→ WHAT IS ASKED
Repeat the data below exactly, dropping any pictures it holds.

→ RECORD SET

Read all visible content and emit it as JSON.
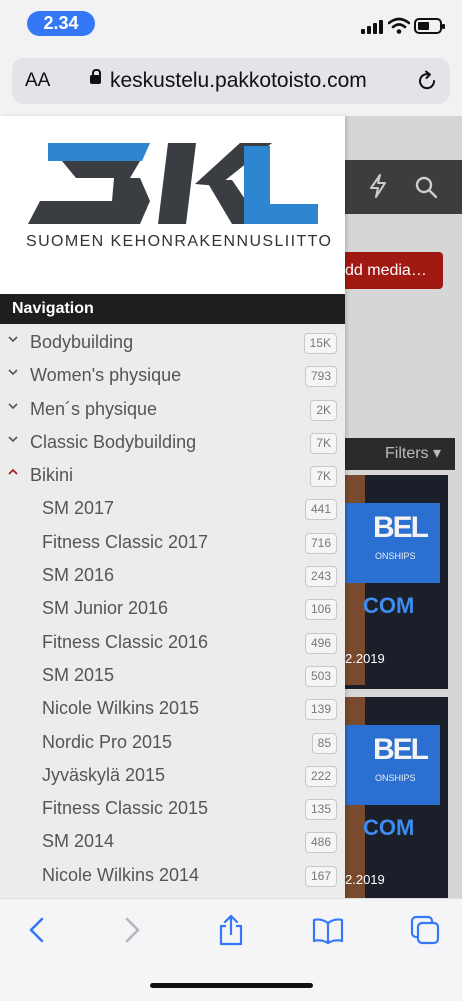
{
  "status": {
    "time": "2.34"
  },
  "browser": {
    "text_size_label": "AA",
    "url": "keskustelu.pakkotoisto.com"
  },
  "page": {
    "add_media_label": "dd media…",
    "filters_label": "Filters ▾",
    "photos": [
      {
        "banner": "BEL",
        "banner_sub": "ONSHIPS",
        "domain": "COM",
        "date": "2.2019"
      },
      {
        "banner": "BEL",
        "banner_sub": "ONSHIPS",
        "domain": "COM",
        "date": "2.2019"
      }
    ]
  },
  "drawer": {
    "logo_text": "SKL",
    "logo_subtitle": "SUOMEN KEHONRAKENNUSLIITTO",
    "heading": "Navigation",
    "items": [
      {
        "label": "Bodybuilding",
        "count": "15K",
        "level": 0,
        "state": "collapsed"
      },
      {
        "label": "Women's physique",
        "count": "793",
        "level": 0,
        "state": "collapsed"
      },
      {
        "label": "Men´s physique",
        "count": "2K",
        "level": 0,
        "state": "collapsed"
      },
      {
        "label": "Classic Bodybuilding",
        "count": "7K",
        "level": 0,
        "state": "collapsed"
      },
      {
        "label": "Bikini",
        "count": "7K",
        "level": 0,
        "state": "expanded"
      },
      {
        "label": "SM 2017",
        "count": "441",
        "level": 1
      },
      {
        "label": "Fitness Classic 2017",
        "count": "716",
        "level": 1
      },
      {
        "label": "SM 2016",
        "count": "243",
        "level": 1
      },
      {
        "label": "SM Junior 2016",
        "count": "106",
        "level": 1
      },
      {
        "label": "Fitness Classic 2016",
        "count": "496",
        "level": 1
      },
      {
        "label": "SM 2015",
        "count": "503",
        "level": 1
      },
      {
        "label": "Nicole Wilkins 2015",
        "count": "139",
        "level": 1
      },
      {
        "label": "Nordic Pro 2015",
        "count": "85",
        "level": 1
      },
      {
        "label": "Jyväskylä 2015",
        "count": "222",
        "level": 1
      },
      {
        "label": "Fitness Classic 2015",
        "count": "135",
        "level": 1
      },
      {
        "label": "SM 2014",
        "count": "486",
        "level": 1
      },
      {
        "label": "Nicole Wilkins 2014",
        "count": "167",
        "level": 1
      }
    ]
  },
  "colors": {
    "accent": "#3478f6",
    "brand_blue": "#2e86d0",
    "brand_dark": "#3a3d42",
    "button_red": "#a01912",
    "expanded_chevron": "#a01912"
  },
  "toolbar_icons": [
    "back-icon",
    "forward-icon",
    "share-icon",
    "bookmarks-icon",
    "tabs-icon"
  ]
}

→ RESPONSE
Read all visible content and emit it as JSON.
{
  "status": {
    "time": "2.34"
  },
  "browser": {
    "text_size_label": "AA",
    "url": "keskustelu.pakkotoisto.com"
  },
  "page": {
    "add_media_label": "dd media…",
    "filters_label": "Filters ▾",
    "photos": [
      {
        "banner": "BEL",
        "banner_sub": "ONSHIPS",
        "domain": "COM",
        "date": "2.2019"
      },
      {
        "banner": "BEL",
        "banner_sub": "ONSHIPS",
        "domain": "COM",
        "date": "2.2019"
      }
    ]
  },
  "drawer": {
    "logo_text": "SKL",
    "logo_subtitle": "SUOMEN KEHONRAKENNUSLIITTO",
    "heading": "Navigation",
    "items": [
      {
        "label": "Bodybuilding",
        "count": "15K",
        "level": 0,
        "state": "collapsed"
      },
      {
        "label": "Women's physique",
        "count": "793",
        "level": 0,
        "state": "collapsed"
      },
      {
        "label": "Men´s physique",
        "count": "2K",
        "level": 0,
        "state": "collapsed"
      },
      {
        "label": "Classic Bodybuilding",
        "count": "7K",
        "level": 0,
        "state": "collapsed"
      },
      {
        "label": "Bikini",
        "count": "7K",
        "level": 0,
        "state": "expanded"
      },
      {
        "label": "SM 2017",
        "count": "441",
        "level": 1
      },
      {
        "label": "Fitness Classic 2017",
        "count": "716",
        "level": 1
      },
      {
        "label": "SM 2016",
        "count": "243",
        "level": 1
      },
      {
        "label": "SM Junior 2016",
        "count": "106",
        "level": 1
      },
      {
        "label": "Fitness Classic 2016",
        "count": "496",
        "level": 1
      },
      {
        "label": "SM 2015",
        "count": "503",
        "level": 1
      },
      {
        "label": "Nicole Wilkins 2015",
        "count": "139",
        "level": 1
      },
      {
        "label": "Nordic Pro 2015",
        "count": "85",
        "level": 1
      },
      {
        "label": "Jyväskylä 2015",
        "count": "222",
        "level": 1
      },
      {
        "label": "Fitness Classic 2015",
        "count": "135",
        "level": 1
      },
      {
        "label": "SM 2014",
        "count": "486",
        "level": 1
      },
      {
        "label": "Nicole Wilkins 2014",
        "count": "167",
        "level": 1
      }
    ]
  },
  "colors": {
    "accent": "#3478f6",
    "brand_blue": "#2e86d0",
    "brand_dark": "#3a3d42",
    "button_red": "#a01912",
    "expanded_chevron": "#a01912"
  },
  "toolbar_icons": [
    "back-icon",
    "forward-icon",
    "share-icon",
    "bookmarks-icon",
    "tabs-icon"
  ]
}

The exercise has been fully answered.